**Task statement**
Of the lines in the entries below, state how many hold the word "name". Say nothing else.

**Records supplied**
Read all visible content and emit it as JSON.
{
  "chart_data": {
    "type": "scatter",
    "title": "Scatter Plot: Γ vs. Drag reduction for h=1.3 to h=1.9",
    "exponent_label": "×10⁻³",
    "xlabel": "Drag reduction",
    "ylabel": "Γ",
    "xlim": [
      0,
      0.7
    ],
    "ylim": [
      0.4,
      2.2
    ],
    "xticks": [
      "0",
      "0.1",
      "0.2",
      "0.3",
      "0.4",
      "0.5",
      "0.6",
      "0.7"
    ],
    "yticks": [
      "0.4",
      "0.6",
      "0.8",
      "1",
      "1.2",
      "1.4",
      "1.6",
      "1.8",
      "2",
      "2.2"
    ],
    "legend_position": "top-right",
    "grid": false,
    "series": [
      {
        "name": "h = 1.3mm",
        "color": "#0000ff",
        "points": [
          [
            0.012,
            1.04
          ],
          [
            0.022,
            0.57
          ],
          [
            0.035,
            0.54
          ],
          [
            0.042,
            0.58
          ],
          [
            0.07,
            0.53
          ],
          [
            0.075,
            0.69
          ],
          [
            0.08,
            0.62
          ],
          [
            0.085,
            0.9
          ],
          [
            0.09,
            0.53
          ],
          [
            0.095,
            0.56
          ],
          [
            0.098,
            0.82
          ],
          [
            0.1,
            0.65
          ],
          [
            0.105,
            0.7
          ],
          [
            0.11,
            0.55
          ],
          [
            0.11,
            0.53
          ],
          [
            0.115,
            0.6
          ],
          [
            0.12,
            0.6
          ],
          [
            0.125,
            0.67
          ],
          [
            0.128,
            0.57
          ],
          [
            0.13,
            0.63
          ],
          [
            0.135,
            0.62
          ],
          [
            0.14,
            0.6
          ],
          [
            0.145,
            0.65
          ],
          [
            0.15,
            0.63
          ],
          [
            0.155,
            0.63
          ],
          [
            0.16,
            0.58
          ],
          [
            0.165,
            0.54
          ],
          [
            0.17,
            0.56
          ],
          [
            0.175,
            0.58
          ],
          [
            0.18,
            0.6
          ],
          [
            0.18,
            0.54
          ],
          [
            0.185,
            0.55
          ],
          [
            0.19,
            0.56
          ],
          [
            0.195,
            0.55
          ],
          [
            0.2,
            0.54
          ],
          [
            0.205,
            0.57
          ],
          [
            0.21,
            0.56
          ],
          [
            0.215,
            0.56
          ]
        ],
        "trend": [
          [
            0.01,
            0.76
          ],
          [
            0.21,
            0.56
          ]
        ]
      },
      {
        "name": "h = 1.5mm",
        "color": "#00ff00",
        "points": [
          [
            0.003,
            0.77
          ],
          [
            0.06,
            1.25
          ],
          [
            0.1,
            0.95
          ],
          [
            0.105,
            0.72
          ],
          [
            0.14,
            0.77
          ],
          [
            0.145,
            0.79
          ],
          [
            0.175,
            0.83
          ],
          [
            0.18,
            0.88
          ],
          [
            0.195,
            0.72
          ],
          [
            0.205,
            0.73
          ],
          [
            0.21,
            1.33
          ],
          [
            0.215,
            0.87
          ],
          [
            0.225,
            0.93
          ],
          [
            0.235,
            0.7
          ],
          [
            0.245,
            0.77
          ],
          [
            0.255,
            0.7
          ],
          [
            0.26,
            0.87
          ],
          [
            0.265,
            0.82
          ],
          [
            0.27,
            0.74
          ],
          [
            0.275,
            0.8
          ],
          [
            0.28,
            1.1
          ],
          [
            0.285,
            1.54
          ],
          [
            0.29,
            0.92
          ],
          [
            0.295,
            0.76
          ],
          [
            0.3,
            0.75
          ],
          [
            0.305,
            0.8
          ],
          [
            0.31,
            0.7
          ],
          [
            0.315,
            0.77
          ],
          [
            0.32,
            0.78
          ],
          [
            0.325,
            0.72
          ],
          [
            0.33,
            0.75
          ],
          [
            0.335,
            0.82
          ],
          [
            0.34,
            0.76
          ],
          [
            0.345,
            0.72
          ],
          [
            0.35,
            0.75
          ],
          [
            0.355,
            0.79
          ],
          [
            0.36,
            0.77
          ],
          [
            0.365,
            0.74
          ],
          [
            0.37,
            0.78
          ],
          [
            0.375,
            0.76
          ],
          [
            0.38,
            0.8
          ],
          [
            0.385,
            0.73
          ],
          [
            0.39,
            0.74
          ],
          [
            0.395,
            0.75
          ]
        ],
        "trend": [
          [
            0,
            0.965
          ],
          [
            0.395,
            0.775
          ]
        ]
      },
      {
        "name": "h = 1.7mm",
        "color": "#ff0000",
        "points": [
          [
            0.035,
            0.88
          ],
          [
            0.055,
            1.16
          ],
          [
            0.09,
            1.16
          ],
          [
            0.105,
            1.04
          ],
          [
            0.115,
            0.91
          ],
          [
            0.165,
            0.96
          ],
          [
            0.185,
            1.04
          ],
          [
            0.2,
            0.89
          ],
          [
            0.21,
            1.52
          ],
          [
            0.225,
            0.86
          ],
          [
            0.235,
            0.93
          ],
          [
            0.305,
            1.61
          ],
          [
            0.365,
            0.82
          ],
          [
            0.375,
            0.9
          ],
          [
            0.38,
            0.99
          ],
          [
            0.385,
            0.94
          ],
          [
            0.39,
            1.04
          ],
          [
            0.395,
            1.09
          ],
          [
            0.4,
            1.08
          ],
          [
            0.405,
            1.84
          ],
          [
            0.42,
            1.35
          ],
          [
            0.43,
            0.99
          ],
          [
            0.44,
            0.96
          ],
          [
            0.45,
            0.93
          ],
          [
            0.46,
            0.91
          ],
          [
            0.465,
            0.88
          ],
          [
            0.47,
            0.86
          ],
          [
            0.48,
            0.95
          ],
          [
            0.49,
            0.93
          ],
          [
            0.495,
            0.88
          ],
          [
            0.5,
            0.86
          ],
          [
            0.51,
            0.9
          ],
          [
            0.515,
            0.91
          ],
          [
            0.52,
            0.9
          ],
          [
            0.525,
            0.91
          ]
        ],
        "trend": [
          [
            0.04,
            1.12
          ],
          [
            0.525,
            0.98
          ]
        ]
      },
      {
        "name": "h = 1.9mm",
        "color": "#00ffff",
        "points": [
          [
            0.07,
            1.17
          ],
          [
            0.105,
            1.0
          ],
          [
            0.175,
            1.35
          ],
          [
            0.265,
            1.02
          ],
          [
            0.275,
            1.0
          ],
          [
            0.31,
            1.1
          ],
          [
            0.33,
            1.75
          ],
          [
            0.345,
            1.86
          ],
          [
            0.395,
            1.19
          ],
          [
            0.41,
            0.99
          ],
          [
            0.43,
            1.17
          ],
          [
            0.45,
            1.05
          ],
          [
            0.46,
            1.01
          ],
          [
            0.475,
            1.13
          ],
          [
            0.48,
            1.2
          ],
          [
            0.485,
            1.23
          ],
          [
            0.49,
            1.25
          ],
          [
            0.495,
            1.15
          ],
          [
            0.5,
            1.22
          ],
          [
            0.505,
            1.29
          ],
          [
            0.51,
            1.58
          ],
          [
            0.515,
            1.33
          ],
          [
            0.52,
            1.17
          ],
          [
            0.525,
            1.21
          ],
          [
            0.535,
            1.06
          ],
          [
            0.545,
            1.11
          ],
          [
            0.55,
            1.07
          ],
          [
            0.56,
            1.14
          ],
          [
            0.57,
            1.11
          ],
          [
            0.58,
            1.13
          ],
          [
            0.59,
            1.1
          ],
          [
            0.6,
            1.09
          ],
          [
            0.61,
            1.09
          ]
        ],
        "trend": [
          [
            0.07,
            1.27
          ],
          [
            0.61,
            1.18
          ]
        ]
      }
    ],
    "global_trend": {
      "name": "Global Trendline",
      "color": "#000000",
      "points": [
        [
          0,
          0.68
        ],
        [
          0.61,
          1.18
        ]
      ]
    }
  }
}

**Exercise answer**
5